Repeat the records exactly. Every line must match.

Dataset items:
::::
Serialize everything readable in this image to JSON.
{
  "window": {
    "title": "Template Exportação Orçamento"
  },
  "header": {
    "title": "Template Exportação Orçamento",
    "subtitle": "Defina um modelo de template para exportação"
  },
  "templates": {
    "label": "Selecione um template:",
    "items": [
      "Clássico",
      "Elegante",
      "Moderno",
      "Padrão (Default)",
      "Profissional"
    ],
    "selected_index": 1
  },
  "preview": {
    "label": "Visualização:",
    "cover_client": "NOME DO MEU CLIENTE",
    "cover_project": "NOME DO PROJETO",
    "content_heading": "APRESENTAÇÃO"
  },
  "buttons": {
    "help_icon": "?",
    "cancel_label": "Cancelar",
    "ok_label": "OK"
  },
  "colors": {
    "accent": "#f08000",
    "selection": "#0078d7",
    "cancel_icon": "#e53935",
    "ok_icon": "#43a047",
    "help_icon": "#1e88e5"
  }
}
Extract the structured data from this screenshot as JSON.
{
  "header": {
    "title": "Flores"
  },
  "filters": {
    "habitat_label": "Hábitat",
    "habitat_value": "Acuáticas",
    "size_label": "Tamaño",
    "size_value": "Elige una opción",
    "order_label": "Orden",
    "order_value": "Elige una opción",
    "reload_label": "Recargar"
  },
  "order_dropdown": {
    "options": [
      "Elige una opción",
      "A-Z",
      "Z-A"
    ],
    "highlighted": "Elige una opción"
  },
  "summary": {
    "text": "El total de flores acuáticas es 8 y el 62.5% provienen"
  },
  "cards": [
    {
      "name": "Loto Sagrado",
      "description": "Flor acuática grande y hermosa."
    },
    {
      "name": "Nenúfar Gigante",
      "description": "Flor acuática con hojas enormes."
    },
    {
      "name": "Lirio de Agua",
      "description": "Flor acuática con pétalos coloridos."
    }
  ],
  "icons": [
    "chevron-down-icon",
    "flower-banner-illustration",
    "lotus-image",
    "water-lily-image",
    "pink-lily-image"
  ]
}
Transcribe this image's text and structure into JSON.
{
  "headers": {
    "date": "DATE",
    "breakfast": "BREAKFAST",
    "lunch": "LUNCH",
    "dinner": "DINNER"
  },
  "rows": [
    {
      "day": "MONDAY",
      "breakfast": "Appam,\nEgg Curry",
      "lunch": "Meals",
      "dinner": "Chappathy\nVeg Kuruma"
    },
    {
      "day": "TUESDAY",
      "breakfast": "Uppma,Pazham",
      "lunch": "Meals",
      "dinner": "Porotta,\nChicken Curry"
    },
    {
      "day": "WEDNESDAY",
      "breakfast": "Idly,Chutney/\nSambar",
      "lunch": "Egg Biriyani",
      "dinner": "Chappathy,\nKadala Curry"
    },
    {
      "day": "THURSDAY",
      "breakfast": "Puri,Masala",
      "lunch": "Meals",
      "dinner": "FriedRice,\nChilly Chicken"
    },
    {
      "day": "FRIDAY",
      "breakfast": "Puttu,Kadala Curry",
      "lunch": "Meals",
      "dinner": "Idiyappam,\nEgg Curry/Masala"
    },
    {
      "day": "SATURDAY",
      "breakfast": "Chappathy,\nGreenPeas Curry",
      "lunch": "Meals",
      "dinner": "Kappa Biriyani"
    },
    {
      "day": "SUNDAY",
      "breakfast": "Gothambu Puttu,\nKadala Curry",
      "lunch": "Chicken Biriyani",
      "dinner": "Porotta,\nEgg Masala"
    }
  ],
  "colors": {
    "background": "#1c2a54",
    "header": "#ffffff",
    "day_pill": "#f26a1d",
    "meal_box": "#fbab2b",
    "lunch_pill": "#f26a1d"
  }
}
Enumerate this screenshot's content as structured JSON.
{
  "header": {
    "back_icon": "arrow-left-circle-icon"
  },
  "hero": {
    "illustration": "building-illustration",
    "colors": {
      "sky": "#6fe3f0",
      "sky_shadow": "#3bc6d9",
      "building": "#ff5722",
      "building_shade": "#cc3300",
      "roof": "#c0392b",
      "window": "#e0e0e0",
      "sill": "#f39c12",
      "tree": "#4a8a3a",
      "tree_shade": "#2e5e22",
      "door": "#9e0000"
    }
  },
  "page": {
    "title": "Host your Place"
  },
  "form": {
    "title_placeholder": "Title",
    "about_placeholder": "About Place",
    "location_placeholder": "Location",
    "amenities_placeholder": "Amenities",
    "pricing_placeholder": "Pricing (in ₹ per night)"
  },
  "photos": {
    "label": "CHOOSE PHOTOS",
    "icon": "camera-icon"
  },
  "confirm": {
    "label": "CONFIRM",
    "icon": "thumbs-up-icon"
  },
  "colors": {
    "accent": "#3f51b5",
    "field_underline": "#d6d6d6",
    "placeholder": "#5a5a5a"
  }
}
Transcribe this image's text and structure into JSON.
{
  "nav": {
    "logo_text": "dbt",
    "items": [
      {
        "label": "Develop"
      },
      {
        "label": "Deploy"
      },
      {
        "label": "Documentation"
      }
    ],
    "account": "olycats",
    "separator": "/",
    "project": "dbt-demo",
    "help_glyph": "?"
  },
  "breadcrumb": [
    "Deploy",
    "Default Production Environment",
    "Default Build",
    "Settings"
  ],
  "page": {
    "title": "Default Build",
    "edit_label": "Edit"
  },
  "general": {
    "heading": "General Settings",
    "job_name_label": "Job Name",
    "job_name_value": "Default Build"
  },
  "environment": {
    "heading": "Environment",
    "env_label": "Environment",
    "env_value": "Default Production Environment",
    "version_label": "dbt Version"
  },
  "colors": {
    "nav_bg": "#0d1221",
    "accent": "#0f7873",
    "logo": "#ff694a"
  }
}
::::
## EXERCISE RESULT:
Serialize everything readable in this image to JSON.
{
  "window": {
    "title": "Template Exportação Orçamento"
  },
  "header": {
    "title": "Template Exportação Orçamento",
    "subtitle": "Defina um modelo de template para exportação"
  },
  "templates": {
    "label": "Selecione um template:",
    "items": [
      "Clássico",
      "Elegante",
      "Moderno",
      "Padrão (Default)",
      "Profissional"
    ],
    "selected_index": 1
  },
  "preview": {
    "label": "Visualização:",
    "cover_client": "NOME DO MEU CLIENTE",
    "cover_project": "NOME DO PROJETO",
    "content_heading": "APRESENTAÇÃO"
  },
  "buttons": {
    "help_icon": "?",
    "cancel_label": "Cancelar",
    "ok_label": "OK"
  },
  "colors": {
    "accent": "#f08000",
    "selection": "#0078d7",
    "cancel_icon": "#e53935",
    "ok_icon": "#43a047",
    "help_icon": "#1e88e5"
  }
}
Extract the structured data from this screenshot as JSON.
{
  "header": {
    "title": "Flores"
  },
  "filters": {
    "habitat_label": "Hábitat",
    "habitat_value": "Acuáticas",
    "size_label": "Tamaño",
    "size_value": "Elige una opción",
    "order_label": "Orden",
    "order_value": "Elige una opción",
    "reload_label": "Recargar"
  },
  "order_dropdown": {
    "options": [
      "Elige una opción",
      "A-Z",
      "Z-A"
    ],
    "highlighted": "Elige una opción"
  },
  "summary": {
    "text": "El total de flores acuáticas es 8 y el 62.5% provienen"
  },
  "cards": [
    {
      "name": "Loto Sagrado",
      "description": "Flor acuática grande y hermosa."
    },
    {
      "name": "Nenúfar Gigante",
      "description": "Flor acuática con hojas enormes."
    },
    {
      "name": "Lirio de Agua",
      "description": "Flor acuática con pétalos coloridos."
    }
  ],
  "icons": [
    "chevron-down-icon",
    "flower-banner-illustration",
    "lotus-image",
    "water-lily-image",
    "pink-lily-image"
  ]
}
Transcribe this image's text and structure into JSON.
{
  "headers": {
    "date": "DATE",
    "breakfast": "BREAKFAST",
    "lunch": "LUNCH",
    "dinner": "DINNER"
  },
  "rows": [
    {
      "day": "MONDAY",
      "breakfast": "Appam,\nEgg Curry",
      "lunch": "Meals",
      "dinner": "Chappathy\nVeg Kuruma"
    },
    {
      "day": "TUESDAY",
      "breakfast": "Uppma,Pazham",
      "lunch": "Meals",
      "dinner": "Porotta,\nChicken Curry"
    },
    {
      "day": "WEDNESDAY",
      "breakfast": "Idly,Chutney/\nSambar",
      "lunch": "Egg Biriyani",
      "dinner": "Chappathy,\nKadala Curry"
    },
    {
      "day": "THURSDAY",
      "breakfast": "Puri,Masala",
      "lunch": "Meals",
      "dinner": "FriedRice,\nChilly Chicken"
    },
    {
      "day": "FRIDAY",
      "breakfast": "Puttu,Kadala Curry",
      "lunch": "Meals",
      "dinner": "Idiyappam,\nEgg Curry/Masala"
    },
    {
      "day": "SATURDAY",
      "breakfast": "Chappathy,\nGreenPeas Curry",
      "lunch": "Meals",
      "dinner": "Kappa Biriyani"
    },
    {
      "day": "SUNDAY",
      "breakfast": "Gothambu Puttu,\nKadala Curry",
      "lunch": "Chicken Biriyani",
      "dinner": "Porotta,\nEgg Masala"
    }
  ],
  "colors": {
    "background": "#1c2a54",
    "header": "#ffffff",
    "day_pill": "#f26a1d",
    "meal_box": "#fbab2b",
    "lunch_pill": "#f26a1d"
  }
}
Enumerate this screenshot's content as structured JSON.
{
  "header": {
    "back_icon": "arrow-left-circle-icon"
  },
  "hero": {
    "illustration": "building-illustration",
    "colors": {
      "sky": "#6fe3f0",
      "sky_shadow": "#3bc6d9",
      "building": "#ff5722",
      "building_shade": "#cc3300",
      "roof": "#c0392b",
      "window": "#e0e0e0",
      "sill": "#f39c12",
      "tree": "#4a8a3a",
      "tree_shade": "#2e5e22",
      "door": "#9e0000"
    }
  },
  "page": {
    "title": "Host your Place"
  },
  "form": {
    "title_placeholder": "Title",
    "about_placeholder": "About Place",
    "location_placeholder": "Location",
    "amenities_placeholder": "Amenities",
    "pricing_placeholder": "Pricing (in ₹ per night)"
  },
  "photos": {
    "label": "CHOOSE PHOTOS",
    "icon": "camera-icon"
  },
  "confirm": {
    "label": "CONFIRM",
    "icon": "thumbs-up-icon"
  },
  "colors": {
    "accent": "#3f51b5",
    "field_underline": "#d6d6d6",
    "placeholder": "#5a5a5a"
  }
}
Transcribe this image's text and structure into JSON.
{
  "nav": {
    "logo_text": "dbt",
    "items": [
      {
        "label": "Develop"
      },
      {
        "label": "Deploy"
      },
      {
        "label": "Documentation"
      }
    ],
    "account": "olycats",
    "separator": "/",
    "project": "dbt-demo",
    "help_glyph": "?"
  },
  "breadcrumb": [
    "Deploy",
    "Default Production Environment",
    "Default Build",
    "Settings"
  ],
  "page": {
    "title": "Default Build",
    "edit_label": "Edit"
  },
  "general": {
    "heading": "General Settings",
    "job_name_label": "Job Name",
    "job_name_value": "Default Build"
  },
  "environment": {
    "heading": "Environment",
    "env_label": "Environment",
    "env_value": "Default Production Environment",
    "version_label": "dbt Version"
  },
  "colors": {
    "nav_bg": "#0d1221",
    "accent": "#0f7873",
    "logo": "#ff694a"
  }
}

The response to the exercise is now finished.